Figure dataset records
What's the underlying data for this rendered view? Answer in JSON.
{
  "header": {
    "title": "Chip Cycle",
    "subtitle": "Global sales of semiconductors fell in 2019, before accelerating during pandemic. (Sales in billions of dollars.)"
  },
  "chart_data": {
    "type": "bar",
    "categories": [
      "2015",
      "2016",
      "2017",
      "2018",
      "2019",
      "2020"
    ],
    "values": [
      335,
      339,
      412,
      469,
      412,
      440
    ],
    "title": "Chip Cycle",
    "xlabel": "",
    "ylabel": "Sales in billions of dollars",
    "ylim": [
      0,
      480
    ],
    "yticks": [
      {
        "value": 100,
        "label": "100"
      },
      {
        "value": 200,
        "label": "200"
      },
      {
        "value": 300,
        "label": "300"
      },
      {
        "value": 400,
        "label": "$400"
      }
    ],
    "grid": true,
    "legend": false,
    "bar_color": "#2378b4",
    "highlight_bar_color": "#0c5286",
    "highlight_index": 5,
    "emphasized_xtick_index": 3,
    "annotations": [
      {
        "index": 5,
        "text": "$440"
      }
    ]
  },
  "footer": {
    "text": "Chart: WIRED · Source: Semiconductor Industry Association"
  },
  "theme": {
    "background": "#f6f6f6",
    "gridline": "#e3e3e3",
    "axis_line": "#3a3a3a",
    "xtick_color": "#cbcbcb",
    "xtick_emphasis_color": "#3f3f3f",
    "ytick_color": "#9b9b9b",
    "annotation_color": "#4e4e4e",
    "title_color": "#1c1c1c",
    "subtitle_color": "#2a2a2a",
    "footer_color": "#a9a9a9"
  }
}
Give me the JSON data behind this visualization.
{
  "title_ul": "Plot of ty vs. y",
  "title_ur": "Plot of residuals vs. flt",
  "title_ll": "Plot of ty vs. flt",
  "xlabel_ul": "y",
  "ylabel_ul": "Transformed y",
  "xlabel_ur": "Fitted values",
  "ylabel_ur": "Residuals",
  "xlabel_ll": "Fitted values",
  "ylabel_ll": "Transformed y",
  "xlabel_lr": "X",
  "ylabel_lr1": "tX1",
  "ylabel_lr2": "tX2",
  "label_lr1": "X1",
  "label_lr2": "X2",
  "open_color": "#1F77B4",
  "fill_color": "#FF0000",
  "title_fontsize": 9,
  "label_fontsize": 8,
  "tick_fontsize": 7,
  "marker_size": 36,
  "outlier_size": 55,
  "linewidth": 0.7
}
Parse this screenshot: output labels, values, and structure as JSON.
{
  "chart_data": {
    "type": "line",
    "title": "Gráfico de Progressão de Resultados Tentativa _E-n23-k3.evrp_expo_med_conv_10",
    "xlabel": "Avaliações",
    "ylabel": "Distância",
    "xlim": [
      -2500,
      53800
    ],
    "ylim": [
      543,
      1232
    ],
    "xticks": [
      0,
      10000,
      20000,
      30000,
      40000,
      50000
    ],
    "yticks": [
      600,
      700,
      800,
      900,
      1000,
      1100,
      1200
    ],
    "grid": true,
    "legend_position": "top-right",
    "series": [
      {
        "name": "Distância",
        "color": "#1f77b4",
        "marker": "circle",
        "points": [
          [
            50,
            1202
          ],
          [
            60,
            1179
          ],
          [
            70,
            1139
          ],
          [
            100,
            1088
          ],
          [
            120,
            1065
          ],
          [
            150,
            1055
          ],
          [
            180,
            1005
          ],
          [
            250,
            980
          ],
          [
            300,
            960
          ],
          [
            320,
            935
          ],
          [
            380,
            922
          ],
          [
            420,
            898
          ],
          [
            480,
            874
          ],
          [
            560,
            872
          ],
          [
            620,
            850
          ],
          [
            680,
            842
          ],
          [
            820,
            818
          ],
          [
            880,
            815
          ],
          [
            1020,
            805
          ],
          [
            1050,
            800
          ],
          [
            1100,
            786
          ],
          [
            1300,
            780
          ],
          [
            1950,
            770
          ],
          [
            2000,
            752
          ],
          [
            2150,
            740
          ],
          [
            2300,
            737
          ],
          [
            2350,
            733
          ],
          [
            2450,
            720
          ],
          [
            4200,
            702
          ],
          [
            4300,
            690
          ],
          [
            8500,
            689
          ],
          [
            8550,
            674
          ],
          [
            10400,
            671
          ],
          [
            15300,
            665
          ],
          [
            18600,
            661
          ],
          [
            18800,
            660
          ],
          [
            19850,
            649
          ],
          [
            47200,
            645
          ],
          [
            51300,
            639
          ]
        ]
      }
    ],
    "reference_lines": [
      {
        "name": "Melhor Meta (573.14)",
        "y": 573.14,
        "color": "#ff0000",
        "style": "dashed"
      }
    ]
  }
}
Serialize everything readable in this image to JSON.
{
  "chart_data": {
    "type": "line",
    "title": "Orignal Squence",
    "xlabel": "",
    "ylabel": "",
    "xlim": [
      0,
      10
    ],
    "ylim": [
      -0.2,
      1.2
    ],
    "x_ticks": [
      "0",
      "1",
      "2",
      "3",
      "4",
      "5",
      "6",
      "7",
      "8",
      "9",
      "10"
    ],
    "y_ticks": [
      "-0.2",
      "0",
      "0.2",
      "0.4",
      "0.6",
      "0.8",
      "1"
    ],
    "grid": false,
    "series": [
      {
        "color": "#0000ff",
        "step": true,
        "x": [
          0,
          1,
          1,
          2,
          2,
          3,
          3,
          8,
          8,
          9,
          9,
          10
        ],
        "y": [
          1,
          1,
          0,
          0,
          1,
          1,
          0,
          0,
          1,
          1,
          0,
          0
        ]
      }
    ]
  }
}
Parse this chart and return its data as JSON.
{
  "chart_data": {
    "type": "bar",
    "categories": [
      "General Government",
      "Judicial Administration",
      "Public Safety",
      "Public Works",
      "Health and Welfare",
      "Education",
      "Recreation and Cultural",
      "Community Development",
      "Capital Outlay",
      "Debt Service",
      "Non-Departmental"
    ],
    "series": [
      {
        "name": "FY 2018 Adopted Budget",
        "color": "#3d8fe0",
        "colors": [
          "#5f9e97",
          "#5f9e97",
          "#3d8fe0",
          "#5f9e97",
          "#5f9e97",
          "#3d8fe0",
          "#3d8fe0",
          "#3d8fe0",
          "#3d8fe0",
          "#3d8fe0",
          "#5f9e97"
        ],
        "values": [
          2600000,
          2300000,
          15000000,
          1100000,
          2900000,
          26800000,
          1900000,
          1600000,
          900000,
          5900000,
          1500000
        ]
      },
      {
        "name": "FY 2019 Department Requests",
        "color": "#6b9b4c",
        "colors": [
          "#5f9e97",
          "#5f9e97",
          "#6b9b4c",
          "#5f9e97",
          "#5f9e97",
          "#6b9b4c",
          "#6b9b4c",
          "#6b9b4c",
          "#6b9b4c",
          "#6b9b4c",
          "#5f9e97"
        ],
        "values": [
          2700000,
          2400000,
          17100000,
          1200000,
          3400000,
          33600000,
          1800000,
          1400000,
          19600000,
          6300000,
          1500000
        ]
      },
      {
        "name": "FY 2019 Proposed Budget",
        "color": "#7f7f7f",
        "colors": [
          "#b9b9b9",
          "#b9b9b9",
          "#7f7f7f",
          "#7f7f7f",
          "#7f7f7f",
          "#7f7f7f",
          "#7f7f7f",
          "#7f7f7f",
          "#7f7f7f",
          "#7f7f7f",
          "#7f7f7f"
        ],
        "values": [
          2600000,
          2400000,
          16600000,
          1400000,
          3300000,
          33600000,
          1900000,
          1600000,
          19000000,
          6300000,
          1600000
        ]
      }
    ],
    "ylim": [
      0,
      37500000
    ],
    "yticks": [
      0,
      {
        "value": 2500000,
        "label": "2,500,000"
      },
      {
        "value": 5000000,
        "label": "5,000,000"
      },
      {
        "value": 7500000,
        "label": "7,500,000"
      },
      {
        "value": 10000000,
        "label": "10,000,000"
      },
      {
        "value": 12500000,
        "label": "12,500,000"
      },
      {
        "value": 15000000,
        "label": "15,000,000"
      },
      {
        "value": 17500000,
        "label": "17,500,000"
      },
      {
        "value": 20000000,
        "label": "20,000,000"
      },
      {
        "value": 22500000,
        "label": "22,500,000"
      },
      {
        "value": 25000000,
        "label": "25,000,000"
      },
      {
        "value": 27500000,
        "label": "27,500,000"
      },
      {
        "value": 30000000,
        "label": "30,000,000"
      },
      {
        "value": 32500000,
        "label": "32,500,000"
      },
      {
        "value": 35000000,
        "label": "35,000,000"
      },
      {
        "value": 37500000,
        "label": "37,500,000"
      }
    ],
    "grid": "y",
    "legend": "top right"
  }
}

=== TASK DESCRIPTION ===
Which lines in the data above contain "Transformed"? Show each one.

=== EXERCISE SOLUTION ===
  "ylabel_ul": "Transformed y",
  "ylabel_ll": "Transformed y",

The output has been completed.